Records contained in a dataset:
------------------------------------------------------------------------
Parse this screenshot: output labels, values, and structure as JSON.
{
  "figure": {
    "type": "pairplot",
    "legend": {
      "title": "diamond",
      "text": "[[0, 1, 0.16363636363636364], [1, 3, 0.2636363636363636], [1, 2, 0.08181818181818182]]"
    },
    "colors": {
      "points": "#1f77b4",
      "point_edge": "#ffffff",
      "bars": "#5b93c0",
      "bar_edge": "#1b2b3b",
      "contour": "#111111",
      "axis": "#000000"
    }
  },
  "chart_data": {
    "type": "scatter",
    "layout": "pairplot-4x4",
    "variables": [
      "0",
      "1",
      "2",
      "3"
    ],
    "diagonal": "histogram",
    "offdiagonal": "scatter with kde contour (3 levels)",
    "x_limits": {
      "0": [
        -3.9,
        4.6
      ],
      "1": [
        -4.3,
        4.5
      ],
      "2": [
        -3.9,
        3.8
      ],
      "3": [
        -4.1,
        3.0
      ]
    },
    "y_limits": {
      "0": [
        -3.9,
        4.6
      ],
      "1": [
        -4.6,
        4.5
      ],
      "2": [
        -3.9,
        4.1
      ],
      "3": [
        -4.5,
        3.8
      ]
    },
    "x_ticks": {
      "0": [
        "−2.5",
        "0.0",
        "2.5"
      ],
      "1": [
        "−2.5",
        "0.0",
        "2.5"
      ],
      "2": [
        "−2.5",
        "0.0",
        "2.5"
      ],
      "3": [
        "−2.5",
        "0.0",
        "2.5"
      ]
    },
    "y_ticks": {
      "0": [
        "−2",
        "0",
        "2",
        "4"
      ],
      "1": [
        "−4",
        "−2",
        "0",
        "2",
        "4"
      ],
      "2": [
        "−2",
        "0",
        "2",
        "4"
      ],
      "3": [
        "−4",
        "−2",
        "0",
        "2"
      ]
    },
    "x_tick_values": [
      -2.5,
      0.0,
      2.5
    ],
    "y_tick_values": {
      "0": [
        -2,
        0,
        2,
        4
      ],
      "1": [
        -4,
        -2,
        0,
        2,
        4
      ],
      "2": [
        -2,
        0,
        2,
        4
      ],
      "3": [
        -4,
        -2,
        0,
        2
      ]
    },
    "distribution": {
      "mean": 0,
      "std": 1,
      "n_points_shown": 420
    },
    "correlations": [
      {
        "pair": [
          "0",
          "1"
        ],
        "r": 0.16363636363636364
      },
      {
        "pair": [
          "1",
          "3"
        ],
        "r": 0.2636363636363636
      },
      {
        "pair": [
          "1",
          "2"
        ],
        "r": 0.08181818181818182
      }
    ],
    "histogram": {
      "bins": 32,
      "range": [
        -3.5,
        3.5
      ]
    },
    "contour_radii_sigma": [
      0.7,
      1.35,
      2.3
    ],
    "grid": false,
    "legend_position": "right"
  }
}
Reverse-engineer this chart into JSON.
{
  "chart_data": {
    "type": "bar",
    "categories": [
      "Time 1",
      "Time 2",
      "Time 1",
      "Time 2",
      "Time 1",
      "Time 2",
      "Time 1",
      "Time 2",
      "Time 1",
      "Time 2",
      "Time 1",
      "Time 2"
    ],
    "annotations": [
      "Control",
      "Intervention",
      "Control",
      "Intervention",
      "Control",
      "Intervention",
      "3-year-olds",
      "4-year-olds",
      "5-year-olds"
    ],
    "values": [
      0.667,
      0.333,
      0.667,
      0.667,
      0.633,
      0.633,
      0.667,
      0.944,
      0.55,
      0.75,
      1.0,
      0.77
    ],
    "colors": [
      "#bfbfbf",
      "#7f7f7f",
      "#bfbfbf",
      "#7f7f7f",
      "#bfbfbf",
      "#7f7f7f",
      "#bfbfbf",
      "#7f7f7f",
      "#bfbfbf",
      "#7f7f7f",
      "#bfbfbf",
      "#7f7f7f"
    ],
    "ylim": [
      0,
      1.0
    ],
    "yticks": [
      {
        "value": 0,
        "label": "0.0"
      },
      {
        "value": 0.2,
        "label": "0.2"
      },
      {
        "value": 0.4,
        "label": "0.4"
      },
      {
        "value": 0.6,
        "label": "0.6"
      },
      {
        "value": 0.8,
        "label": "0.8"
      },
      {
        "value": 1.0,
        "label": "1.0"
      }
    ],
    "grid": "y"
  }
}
------------------------------------------------------------------------
The problem: Make a verbatim copy of every entry shown above.

Result for this exercise:
Parse this screenshot: output labels, values, and structure as JSON.
{
  "figure": {
    "type": "pairplot",
    "legend": {
      "title": "diamond",
      "text": "[[0, 1, 0.16363636363636364], [1, 3, 0.2636363636363636], [1, 2, 0.08181818181818182]]"
    },
    "colors": {
      "points": "#1f77b4",
      "point_edge": "#ffffff",
      "bars": "#5b93c0",
      "bar_edge": "#1b2b3b",
      "contour": "#111111",
      "axis": "#000000"
    }
  },
  "chart_data": {
    "type": "scatter",
    "layout": "pairplot-4x4",
    "variables": [
      "0",
      "1",
      "2",
      "3"
    ],
    "diagonal": "histogram",
    "offdiagonal": "scatter with kde contour (3 levels)",
    "x_limits": {
      "0": [
        -3.9,
        4.6
      ],
      "1": [
        -4.3,
        4.5
      ],
      "2": [
        -3.9,
        3.8
      ],
      "3": [
        -4.1,
        3.0
      ]
    },
    "y_limits": {
      "0": [
        -3.9,
        4.6
      ],
      "1": [
        -4.6,
        4.5
      ],
      "2": [
        -3.9,
        4.1
      ],
      "3": [
        -4.5,
        3.8
      ]
    },
    "x_ticks": {
      "0": [
        "−2.5",
        "0.0",
        "2.5"
      ],
      "1": [
        "−2.5",
        "0.0",
        "2.5"
      ],
      "2": [
        "−2.5",
        "0.0",
        "2.5"
      ],
      "3": [
        "−2.5",
        "0.0",
        "2.5"
      ]
    },
    "y_ticks": {
      "0": [
        "−2",
        "0",
        "2",
        "4"
      ],
      "1": [
        "−4",
        "−2",
        "0",
        "2",
        "4"
      ],
      "2": [
        "−2",
        "0",
        "2",
        "4"
      ],
      "3": [
        "−4",
        "−2",
        "0",
        "2"
      ]
    },
    "x_tick_values": [
      -2.5,
      0.0,
      2.5
    ],
    "y_tick_values": {
      "0": [
        -2,
        0,
        2,
        4
      ],
      "1": [
        -4,
        -2,
        0,
        2,
        4
      ],
      "2": [
        -2,
        0,
        2,
        4
      ],
      "3": [
        -4,
        -2,
        0,
        2
      ]
    },
    "distribution": {
      "mean": 0,
      "std": 1,
      "n_points_shown": 420
    },
    "correlations": [
      {
        "pair": [
          "0",
          "1"
        ],
        "r": 0.16363636363636364
      },
      {
        "pair": [
          "1",
          "3"
        ],
        "r": 0.2636363636363636
      },
      {
        "pair": [
          "1",
          "2"
        ],
        "r": 0.08181818181818182
      }
    ],
    "histogram": {
      "bins": 32,
      "range": [
        -3.5,
        3.5
      ]
    },
    "contour_radii_sigma": [
      0.7,
      1.35,
      2.3
    ],
    "grid": false,
    "legend_position": "right"
  }
}
Reverse-engineer this chart into JSON.
{
  "chart_data": {
    "type": "bar",
    "categories": [
      "Time 1",
      "Time 2",
      "Time 1",
      "Time 2",
      "Time 1",
      "Time 2",
      "Time 1",
      "Time 2",
      "Time 1",
      "Time 2",
      "Time 1",
      "Time 2"
    ],
    "annotations": [
      "Control",
      "Intervention",
      "Control",
      "Intervention",
      "Control",
      "Intervention",
      "3-year-olds",
      "4-year-olds",
      "5-year-olds"
    ],
    "values": [
      0.667,
      0.333,
      0.667,
      0.667,
      0.633,
      0.633,
      0.667,
      0.944,
      0.55,
      0.75,
      1.0,
      0.77
    ],
    "colors": [
      "#bfbfbf",
      "#7f7f7f",
      "#bfbfbf",
      "#7f7f7f",
      "#bfbfbf",
      "#7f7f7f",
      "#bfbfbf",
      "#7f7f7f",
      "#bfbfbf",
      "#7f7f7f",
      "#bfbfbf",
      "#7f7f7f"
    ],
    "ylim": [
      0,
      1.0
    ],
    "yticks": [
      {
        "value": 0,
        "label": "0.0"
      },
      {
        "value": 0.2,
        "label": "0.2"
      },
      {
        "value": 0.4,
        "label": "0.4"
      },
      {
        "value": 0.6,
        "label": "0.6"
      },
      {
        "value": 0.8,
        "label": "0.8"
      },
      {
        "value": 1.0,
        "label": "1.0"
      }
    ],
    "grid": "y"
  }
}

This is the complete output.